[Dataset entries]
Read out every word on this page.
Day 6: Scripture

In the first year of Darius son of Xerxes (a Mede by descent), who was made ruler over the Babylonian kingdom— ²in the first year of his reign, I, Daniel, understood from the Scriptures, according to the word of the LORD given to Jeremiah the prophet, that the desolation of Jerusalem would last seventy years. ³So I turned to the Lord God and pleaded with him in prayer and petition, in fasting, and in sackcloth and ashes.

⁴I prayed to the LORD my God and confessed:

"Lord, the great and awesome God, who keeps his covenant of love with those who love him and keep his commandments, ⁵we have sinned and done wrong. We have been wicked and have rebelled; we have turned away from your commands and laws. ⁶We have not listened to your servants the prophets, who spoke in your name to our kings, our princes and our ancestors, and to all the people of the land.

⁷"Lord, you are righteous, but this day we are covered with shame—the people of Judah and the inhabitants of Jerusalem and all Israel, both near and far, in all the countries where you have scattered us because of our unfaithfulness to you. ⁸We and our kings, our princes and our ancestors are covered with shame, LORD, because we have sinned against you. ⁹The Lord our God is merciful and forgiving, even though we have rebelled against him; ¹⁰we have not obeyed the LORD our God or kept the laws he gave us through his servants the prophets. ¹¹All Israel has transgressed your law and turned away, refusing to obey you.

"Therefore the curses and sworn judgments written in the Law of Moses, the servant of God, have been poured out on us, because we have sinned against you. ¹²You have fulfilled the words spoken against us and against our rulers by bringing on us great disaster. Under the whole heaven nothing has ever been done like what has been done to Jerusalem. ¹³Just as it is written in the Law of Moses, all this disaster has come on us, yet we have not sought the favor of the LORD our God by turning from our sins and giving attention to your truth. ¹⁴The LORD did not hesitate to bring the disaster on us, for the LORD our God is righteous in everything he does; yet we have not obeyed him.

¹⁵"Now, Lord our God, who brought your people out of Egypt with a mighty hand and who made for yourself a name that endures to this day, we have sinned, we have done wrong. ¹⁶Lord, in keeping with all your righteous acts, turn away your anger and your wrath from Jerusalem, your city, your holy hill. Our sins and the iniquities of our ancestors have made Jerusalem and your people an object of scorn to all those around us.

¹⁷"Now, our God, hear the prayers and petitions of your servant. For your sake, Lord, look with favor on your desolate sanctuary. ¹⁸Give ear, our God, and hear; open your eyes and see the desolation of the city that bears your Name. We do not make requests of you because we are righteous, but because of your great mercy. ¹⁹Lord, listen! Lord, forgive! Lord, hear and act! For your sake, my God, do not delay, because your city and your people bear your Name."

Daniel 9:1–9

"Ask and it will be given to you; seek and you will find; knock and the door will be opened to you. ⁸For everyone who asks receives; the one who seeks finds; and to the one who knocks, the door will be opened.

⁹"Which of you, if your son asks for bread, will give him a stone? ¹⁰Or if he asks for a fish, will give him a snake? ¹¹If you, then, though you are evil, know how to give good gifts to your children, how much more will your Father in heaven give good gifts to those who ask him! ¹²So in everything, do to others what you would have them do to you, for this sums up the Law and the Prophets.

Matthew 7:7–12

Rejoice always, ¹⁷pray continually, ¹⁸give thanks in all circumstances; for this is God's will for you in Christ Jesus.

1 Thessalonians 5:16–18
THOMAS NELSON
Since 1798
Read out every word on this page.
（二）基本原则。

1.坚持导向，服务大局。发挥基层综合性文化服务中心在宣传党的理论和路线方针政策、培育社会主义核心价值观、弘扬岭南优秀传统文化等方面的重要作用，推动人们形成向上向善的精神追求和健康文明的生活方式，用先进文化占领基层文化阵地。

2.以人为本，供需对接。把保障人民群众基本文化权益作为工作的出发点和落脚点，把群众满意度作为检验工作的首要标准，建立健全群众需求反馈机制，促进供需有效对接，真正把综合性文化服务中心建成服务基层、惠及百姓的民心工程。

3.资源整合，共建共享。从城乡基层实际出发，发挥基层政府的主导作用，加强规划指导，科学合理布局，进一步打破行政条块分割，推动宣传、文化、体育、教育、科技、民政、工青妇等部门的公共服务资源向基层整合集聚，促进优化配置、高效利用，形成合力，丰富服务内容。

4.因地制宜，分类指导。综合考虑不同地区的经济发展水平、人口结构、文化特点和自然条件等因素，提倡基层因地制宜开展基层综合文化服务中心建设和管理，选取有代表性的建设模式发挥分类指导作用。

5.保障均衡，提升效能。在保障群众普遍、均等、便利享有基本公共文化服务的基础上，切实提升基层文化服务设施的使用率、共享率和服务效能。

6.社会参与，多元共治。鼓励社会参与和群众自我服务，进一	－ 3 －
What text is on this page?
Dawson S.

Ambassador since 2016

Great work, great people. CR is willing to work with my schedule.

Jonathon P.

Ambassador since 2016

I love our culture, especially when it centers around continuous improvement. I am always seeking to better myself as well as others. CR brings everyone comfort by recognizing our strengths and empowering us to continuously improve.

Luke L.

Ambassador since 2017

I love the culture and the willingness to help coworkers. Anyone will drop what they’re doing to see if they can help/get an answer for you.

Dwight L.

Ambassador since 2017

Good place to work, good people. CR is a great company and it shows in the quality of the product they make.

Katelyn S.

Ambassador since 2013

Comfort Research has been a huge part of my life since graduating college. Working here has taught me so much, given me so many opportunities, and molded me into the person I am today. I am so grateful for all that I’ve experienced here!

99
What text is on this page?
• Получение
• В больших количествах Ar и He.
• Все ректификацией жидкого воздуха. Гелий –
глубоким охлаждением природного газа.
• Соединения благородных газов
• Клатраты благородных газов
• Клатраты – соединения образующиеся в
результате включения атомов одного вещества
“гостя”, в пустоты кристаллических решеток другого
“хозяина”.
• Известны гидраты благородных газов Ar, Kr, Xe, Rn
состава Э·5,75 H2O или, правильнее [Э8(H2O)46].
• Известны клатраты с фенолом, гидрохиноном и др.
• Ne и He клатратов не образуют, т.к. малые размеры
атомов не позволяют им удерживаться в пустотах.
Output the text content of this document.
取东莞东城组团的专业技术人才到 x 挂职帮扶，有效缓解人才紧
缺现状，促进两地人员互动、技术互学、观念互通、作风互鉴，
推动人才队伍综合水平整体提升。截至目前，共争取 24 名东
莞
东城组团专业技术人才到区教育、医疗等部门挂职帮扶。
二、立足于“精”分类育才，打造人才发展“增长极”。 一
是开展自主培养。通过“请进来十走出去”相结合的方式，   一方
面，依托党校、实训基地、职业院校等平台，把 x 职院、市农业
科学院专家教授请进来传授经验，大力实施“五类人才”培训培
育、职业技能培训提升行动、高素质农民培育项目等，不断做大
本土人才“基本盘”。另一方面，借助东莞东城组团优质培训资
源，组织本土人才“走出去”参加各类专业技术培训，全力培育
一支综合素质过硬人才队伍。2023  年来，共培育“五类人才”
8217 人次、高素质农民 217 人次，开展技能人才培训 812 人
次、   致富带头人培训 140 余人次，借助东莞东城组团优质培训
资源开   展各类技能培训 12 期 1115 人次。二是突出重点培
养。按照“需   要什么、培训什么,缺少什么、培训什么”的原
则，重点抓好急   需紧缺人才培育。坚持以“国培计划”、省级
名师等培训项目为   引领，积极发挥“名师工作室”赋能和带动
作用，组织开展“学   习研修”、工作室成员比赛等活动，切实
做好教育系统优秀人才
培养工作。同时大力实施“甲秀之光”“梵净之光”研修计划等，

▶ **The exercise**: Reproduce the full listing exactly.

▶ **Solution to the exercise**:
Read out every word on this page.
Day 6: Scripture

In the first year of Darius son of Xerxes (a Mede by descent), who was made ruler over the Babylonian kingdom— ²in the first year of his reign, I, Daniel, understood from the Scriptures, according to the word of the LORD given to Jeremiah the prophet, that the desolation of Jerusalem would last seventy years. ³So I turned to the Lord God and pleaded with him in prayer and petition, in fasting, and in sackcloth and ashes.

⁴I prayed to the LORD my God and confessed:

"Lord, the great and awesome God, who keeps his covenant of love with those who love him and keep his commandments, ⁵we have sinned and done wrong. We have been wicked and have rebelled; we have turned away from your commands and laws. ⁶We have not listened to your servants the prophets, who spoke in your name to our kings, our princes and our ancestors, and to all the people of the land.

⁷"Lord, you are righteous, but this day we are covered with shame—the people of Judah and the inhabitants of Jerusalem and all Israel, both near and far, in all the countries where you have scattered us because of our unfaithfulness to you. ⁸We and our kings, our princes and our ancestors are covered with shame, LORD, because we have sinned against you. ⁹The Lord our God is merciful and forgiving, even though we have rebelled against him; ¹⁰we have not obeyed the LORD our God or kept the laws he gave us through his servants the prophets. ¹¹All Israel has transgressed your law and turned away, refusing to obey you.

"Therefore the curses and sworn judgments written in the Law of Moses, the servant of God, have been poured out on us, because we have sinned against you. ¹²You have fulfilled the words spoken against us and against our rulers by bringing on us great disaster. Under the whole heaven nothing has ever been done like what has been done to Jerusalem. ¹³Just as it is written in the Law of Moses, all this disaster has come on us, yet we have not sought the favor of the LORD our God by turning from our sins and giving attention to your truth. ¹⁴The LORD did not hesitate to bring the disaster on us, for the LORD our God is righteous in everything he does; yet we have not obeyed him.

¹⁵"Now, Lord our God, who brought your people out of Egypt with a mighty hand and who made for yourself a name that endures to this day, we have sinned, we have done wrong. ¹⁶Lord, in keeping with all your righteous acts, turn away your anger and your wrath from Jerusalem, your city, your holy hill. Our sins and the iniquities of our ancestors have made Jerusalem and your people an object of scorn to all those around us.

¹⁷"Now, our God, hear the prayers and petitions of your servant. For your sake, Lord, look with favor on your desolate sanctuary. ¹⁸Give ear, our God, and hear; open your eyes and see the desolation of the city that bears your Name. We do not make requests of you because we are righteous, but because of your great mercy. ¹⁹Lord, listen! Lord, forgive! Lord, hear and act! For your sake, my God, do not delay, because your city and your people bear your Name."

Daniel 9:1–9

"Ask and it will be given to you; seek and you will find; knock and the door will be opened to you. ⁸For everyone who asks receives; the one who seeks finds; and to the one who knocks, the door will be opened.

⁹"Which of you, if your son asks for bread, will give him a stone? ¹⁰Or if he asks for a fish, will give him a snake? ¹¹If you, then, though you are evil, know how to give good gifts to your children, how much more will your Father in heaven give good gifts to those who ask him! ¹²So in everything, do to others what you would have them do to you, for this sums up the Law and the Prophets.

Matthew 7:7–12

Rejoice always, ¹⁷pray continually, ¹⁸give thanks in all circumstances; for this is God's will for you in Christ Jesus.

1 Thessalonians 5:16–18
THOMAS NELSON
Since 1798
Read out every word on this page.
（二）基本原则。

1.坚持导向，服务大局。发挥基层综合性文化服务中心在宣传党的理论和路线方针政策、培育社会主义核心价值观、弘扬岭南优秀传统文化等方面的重要作用，推动人们形成向上向善的精神追求和健康文明的生活方式，用先进文化占领基层文化阵地。

2.以人为本，供需对接。把保障人民群众基本文化权益作为工作的出发点和落脚点，把群众满意度作为检验工作的首要标准，建立健全群众需求反馈机制，促进供需有效对接，真正把综合性文化服务中心建成服务基层、惠及百姓的民心工程。

3.资源整合，共建共享。从城乡基层实际出发，发挥基层政府的主导作用，加强规划指导，科学合理布局，进一步打破行政条块分割，推动宣传、文化、体育、教育、科技、民政、工青妇等部门的公共服务资源向基层整合集聚，促进优化配置、高效利用，形成合力，丰富服务内容。

4.因地制宜，分类指导。综合考虑不同地区的经济发展水平、人口结构、文化特点和自然条件等因素，提倡基层因地制宜开展基层综合文化服务中心建设和管理，选取有代表性的建设模式发挥分类指导作用。

5.保障均衡，提升效能。在保障群众普遍、均等、便利享有基本公共文化服务的基础上，切实提升基层文化服务设施的使用率、共享率和服务效能。

6.社会参与，多元共治。鼓励社会参与和群众自我服务，进一	－ 3 －
What text is on this page?
Dawson S.

Ambassador since 2016

Great work, great people. CR is willing to work with my schedule.

Jonathon P.

Ambassador since 2016

I love our culture, especially when it centers around continuous improvement. I am always seeking to better myself as well as others. CR brings everyone comfort by recognizing our strengths and empowering us to continuously improve.

Luke L.

Ambassador since 2017

I love the culture and the willingness to help coworkers. Anyone will drop what they’re doing to see if they can help/get an answer for you.

Dwight L.

Ambassador since 2017

Good place to work, good people. CR is a great company and it shows in the quality of the product they make.

Katelyn S.

Ambassador since 2013

Comfort Research has been a huge part of my life since graduating college. Working here has taught me so much, given me so many opportunities, and molded me into the person I am today. I am so grateful for all that I’ve experienced here!

99
What text is on this page?
• Получение
• В больших количествах Ar и He.
• Все ректификацией жидкого воздуха. Гелий –
глубоким охлаждением природного газа.
• Соединения благородных газов
• Клатраты благородных газов
• Клатраты – соединения образующиеся в
результате включения атомов одного вещества
“гостя”, в пустоты кристаллических решеток другого
“хозяина”.
• Известны гидраты благородных газов Ar, Kr, Xe, Rn
состава Э·5,75 H2O или, правильнее [Э8(H2O)46].
• Известны клатраты с фенолом, гидрохиноном и др.
• Ne и He клатратов не образуют, т.к. малые размеры
атомов не позволяют им удерживаться в пустотах.
Output the text content of this document.
取东莞东城组团的专业技术人才到 x 挂职帮扶，有效缓解人才紧
缺现状，促进两地人员互动、技术互学、观念互通、作风互鉴，
推动人才队伍综合水平整体提升。截至目前，共争取 24 名东
莞
东城组团专业技术人才到区教育、医疗等部门挂职帮扶。
二、立足于“精”分类育才，打造人才发展“增长极”。 一
是开展自主培养。通过“请进来十走出去”相结合的方式，   一方
面，依托党校、实训基地、职业院校等平台，把 x 职院、市农业
科学院专家教授请进来传授经验，大力实施“五类人才”培训培
育、职业技能培训提升行动、高素质农民培育项目等，不断做大
本土人才“基本盘”。另一方面，借助东莞东城组团优质培训资
源，组织本土人才“走出去”参加各类专业技术培训，全力培育
一支综合素质过硬人才队伍。2023  年来，共培育“五类人才”
8217 人次、高素质农民 217 人次，开展技能人才培训 812 人
次、   致富带头人培训 140 余人次，借助东莞东城组团优质培训
资源开   展各类技能培训 12 期 1115 人次。二是突出重点培
养。按照“需   要什么、培训什么,缺少什么、培训什么”的原
则，重点抓好急   需紧缺人才培育。坚持以“国培计划”、省级
名师等培训项目为   引领，积极发挥“名师工作室”赋能和带动
作用，组织开展“学   习研修”、工作室成员比赛等活动，切实
做好教育系统优秀人才
培养工作。同时大力实施“甲秀之光”“梵净之光”研修计划等，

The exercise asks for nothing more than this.